[Begin Records shown]
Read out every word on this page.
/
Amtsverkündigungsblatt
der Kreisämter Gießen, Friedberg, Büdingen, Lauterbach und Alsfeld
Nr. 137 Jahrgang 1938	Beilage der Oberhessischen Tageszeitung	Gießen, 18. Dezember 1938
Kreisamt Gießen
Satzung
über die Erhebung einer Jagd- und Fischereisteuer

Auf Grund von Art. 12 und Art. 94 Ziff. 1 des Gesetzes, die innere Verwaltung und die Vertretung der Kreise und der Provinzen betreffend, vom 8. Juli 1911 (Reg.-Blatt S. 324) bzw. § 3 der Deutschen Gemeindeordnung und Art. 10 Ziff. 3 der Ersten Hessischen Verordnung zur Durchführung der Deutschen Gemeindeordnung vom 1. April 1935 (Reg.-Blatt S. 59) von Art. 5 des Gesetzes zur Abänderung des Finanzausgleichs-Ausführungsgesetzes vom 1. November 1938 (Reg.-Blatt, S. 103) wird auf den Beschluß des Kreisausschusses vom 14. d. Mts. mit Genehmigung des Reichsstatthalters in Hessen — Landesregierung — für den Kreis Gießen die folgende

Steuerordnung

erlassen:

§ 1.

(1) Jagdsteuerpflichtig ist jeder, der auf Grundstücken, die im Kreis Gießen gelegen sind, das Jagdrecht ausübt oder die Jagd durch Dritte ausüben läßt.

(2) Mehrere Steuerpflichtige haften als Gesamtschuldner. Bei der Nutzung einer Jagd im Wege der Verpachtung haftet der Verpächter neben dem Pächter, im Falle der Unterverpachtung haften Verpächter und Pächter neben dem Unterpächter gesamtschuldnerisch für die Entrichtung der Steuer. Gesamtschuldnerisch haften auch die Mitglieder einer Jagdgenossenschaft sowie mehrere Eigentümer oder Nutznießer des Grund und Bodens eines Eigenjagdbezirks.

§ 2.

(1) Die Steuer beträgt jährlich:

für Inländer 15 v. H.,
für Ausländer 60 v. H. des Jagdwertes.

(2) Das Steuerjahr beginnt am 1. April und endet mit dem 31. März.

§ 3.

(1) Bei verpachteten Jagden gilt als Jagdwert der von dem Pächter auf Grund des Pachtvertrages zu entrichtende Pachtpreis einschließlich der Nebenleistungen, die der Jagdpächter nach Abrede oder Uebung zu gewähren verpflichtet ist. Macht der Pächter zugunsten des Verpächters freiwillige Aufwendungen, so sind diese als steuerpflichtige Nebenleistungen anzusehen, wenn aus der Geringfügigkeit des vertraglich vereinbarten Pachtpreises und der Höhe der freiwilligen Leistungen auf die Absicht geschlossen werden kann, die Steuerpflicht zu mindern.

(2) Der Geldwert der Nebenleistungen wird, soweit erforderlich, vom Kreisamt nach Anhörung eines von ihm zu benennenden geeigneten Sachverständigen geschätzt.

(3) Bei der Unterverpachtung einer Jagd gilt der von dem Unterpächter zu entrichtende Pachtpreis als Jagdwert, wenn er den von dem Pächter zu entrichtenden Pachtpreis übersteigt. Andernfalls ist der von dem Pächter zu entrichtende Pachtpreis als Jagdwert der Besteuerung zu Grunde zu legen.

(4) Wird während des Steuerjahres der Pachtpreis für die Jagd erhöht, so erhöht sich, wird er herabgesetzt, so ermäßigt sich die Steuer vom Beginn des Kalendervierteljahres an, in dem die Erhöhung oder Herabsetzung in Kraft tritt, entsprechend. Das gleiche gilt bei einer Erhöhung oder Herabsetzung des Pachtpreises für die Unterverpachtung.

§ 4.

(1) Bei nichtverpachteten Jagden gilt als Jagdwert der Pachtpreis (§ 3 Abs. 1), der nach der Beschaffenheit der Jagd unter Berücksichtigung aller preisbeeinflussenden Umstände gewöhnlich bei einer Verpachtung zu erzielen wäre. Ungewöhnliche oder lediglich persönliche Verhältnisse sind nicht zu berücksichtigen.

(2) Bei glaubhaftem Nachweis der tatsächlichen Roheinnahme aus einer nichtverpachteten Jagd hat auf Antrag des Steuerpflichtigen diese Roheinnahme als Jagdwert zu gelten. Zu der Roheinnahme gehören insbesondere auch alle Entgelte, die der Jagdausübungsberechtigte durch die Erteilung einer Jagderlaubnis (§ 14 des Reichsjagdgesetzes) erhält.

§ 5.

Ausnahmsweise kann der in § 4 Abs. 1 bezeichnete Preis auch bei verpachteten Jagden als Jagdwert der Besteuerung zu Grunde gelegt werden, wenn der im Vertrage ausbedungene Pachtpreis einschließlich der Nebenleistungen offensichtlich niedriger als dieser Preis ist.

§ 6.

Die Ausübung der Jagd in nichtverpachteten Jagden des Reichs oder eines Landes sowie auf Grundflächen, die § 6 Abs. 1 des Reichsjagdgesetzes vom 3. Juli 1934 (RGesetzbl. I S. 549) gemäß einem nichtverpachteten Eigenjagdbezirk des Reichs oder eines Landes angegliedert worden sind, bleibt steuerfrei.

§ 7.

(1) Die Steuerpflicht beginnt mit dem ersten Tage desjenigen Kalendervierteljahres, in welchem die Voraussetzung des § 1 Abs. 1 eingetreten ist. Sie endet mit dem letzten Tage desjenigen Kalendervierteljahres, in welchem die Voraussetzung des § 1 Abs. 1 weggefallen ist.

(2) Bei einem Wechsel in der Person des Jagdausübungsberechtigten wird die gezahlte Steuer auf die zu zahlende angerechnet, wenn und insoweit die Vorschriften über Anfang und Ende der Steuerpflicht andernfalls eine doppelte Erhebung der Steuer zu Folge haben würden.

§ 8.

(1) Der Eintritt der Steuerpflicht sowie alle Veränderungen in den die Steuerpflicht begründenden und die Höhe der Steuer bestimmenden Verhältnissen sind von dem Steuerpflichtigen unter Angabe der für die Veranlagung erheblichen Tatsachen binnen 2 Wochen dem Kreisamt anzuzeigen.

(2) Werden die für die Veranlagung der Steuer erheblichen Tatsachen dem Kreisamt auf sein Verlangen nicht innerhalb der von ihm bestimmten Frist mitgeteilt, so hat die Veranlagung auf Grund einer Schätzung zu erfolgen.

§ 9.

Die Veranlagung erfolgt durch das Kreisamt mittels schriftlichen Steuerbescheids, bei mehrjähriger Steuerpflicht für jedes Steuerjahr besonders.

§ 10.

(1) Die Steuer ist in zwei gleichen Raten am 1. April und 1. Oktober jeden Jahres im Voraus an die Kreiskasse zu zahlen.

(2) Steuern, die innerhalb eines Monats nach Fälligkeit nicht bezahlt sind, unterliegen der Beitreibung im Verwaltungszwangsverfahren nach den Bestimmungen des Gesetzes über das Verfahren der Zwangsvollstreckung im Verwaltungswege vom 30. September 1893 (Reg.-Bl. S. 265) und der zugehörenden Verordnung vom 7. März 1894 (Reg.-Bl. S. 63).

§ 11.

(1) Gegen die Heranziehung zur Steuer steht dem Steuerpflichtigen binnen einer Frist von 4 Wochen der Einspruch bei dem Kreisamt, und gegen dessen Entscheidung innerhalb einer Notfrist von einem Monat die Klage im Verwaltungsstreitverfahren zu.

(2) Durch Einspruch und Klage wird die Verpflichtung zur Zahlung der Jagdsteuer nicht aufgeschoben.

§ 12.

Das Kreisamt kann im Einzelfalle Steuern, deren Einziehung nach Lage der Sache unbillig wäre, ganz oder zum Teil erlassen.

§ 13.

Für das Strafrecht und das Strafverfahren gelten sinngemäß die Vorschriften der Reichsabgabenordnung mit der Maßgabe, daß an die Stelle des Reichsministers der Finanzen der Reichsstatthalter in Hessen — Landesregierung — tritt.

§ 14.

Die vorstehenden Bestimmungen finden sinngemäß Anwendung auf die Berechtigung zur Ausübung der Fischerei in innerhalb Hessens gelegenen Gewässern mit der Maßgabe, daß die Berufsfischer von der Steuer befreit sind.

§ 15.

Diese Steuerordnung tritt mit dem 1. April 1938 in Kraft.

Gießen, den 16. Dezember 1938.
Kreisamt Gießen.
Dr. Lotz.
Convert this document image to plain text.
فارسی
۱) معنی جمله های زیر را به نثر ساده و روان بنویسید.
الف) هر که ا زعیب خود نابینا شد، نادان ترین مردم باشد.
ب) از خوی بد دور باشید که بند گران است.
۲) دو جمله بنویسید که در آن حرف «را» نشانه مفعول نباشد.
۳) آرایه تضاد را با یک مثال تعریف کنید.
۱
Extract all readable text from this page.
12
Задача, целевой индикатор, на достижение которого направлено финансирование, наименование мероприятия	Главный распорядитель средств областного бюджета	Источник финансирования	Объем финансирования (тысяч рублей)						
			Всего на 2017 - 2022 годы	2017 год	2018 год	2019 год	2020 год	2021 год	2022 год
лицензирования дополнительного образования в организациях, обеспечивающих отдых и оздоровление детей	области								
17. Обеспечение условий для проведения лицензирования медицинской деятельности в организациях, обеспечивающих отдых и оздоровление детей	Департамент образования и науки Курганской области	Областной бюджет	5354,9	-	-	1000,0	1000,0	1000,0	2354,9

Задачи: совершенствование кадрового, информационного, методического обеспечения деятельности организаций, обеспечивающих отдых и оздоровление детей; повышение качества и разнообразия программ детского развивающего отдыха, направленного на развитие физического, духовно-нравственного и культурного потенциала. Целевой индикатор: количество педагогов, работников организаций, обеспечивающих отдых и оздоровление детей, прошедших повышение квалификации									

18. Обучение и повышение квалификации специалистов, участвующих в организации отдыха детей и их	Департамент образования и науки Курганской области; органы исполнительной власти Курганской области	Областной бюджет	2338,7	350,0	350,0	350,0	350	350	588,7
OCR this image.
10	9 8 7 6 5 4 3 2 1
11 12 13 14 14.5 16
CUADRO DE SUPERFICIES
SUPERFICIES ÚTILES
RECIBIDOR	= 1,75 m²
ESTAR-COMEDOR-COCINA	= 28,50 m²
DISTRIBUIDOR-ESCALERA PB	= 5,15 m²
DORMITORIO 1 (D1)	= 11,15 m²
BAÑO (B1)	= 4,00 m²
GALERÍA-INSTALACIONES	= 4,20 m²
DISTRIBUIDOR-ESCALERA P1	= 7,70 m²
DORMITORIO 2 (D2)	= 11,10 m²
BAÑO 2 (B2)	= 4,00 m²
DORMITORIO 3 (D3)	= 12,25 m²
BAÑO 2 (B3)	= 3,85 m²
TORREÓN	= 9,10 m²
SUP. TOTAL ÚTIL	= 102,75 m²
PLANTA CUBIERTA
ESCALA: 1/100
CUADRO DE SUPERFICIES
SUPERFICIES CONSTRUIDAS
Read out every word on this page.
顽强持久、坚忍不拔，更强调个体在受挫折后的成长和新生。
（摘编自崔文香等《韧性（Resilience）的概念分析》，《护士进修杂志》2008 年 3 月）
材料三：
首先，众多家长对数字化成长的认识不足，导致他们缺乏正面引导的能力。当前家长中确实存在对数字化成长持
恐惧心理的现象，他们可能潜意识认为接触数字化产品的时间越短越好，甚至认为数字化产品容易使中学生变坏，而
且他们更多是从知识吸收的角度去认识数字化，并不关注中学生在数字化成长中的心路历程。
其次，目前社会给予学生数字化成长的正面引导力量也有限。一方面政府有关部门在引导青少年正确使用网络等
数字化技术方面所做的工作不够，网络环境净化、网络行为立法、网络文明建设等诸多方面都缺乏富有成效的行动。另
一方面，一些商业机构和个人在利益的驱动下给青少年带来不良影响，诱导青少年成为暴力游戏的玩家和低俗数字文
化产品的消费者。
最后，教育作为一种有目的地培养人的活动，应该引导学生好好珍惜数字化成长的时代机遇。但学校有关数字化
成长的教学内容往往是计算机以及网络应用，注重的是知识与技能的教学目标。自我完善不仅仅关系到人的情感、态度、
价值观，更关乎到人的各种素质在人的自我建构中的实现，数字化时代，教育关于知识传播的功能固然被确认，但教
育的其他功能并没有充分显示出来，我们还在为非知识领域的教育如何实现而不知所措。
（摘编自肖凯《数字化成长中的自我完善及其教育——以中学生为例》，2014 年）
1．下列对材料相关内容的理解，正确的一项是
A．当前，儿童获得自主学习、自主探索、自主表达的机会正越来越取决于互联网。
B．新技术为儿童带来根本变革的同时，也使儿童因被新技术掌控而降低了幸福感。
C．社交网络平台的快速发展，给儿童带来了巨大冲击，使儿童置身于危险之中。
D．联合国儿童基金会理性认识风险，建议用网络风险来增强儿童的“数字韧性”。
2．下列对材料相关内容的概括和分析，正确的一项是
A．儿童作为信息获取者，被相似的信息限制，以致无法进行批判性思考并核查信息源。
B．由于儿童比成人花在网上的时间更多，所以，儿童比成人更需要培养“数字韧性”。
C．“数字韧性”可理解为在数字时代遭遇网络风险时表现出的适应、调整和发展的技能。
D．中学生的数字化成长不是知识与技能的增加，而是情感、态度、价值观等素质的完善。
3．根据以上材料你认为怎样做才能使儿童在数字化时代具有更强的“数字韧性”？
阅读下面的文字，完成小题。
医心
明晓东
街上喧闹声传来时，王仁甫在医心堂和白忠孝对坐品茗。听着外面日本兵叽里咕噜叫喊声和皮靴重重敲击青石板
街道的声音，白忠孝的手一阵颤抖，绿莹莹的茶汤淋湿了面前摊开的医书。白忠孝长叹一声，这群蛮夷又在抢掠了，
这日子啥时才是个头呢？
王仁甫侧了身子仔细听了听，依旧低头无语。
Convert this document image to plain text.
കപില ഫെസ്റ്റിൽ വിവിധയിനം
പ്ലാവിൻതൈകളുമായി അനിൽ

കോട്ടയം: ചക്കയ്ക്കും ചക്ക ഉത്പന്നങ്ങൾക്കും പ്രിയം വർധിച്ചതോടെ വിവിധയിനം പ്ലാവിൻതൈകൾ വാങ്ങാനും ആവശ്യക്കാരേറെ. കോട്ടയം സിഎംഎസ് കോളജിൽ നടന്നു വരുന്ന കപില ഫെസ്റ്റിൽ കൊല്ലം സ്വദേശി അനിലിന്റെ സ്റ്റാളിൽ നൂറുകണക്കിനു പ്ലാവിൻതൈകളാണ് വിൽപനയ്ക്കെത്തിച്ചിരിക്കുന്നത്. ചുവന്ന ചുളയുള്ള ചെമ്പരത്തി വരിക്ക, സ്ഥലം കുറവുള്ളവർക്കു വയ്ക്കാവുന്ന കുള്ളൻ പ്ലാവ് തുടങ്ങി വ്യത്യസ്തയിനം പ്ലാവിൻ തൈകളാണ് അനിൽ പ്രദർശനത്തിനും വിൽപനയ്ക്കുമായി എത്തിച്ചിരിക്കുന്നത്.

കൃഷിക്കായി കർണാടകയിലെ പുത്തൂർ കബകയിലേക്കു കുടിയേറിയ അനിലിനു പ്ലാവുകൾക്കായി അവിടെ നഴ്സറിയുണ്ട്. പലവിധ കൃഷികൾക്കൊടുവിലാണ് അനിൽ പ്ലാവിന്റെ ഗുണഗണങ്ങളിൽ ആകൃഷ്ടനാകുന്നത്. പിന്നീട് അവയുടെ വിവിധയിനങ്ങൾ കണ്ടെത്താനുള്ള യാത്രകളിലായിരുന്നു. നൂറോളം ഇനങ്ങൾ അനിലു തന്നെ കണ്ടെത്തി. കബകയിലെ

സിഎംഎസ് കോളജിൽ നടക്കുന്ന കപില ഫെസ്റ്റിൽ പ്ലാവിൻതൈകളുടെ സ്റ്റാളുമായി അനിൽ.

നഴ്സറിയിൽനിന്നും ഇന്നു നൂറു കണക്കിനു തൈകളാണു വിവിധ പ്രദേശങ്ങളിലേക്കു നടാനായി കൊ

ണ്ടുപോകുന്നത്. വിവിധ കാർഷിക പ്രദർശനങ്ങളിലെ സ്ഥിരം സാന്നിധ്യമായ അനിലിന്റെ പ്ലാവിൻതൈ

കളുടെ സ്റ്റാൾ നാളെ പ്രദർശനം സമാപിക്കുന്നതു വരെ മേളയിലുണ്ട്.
[End Records shown]
= Stated task =
Tally the lines in this data that hold the word "Erhebung" and state only the count.

= Result for this exercise =
2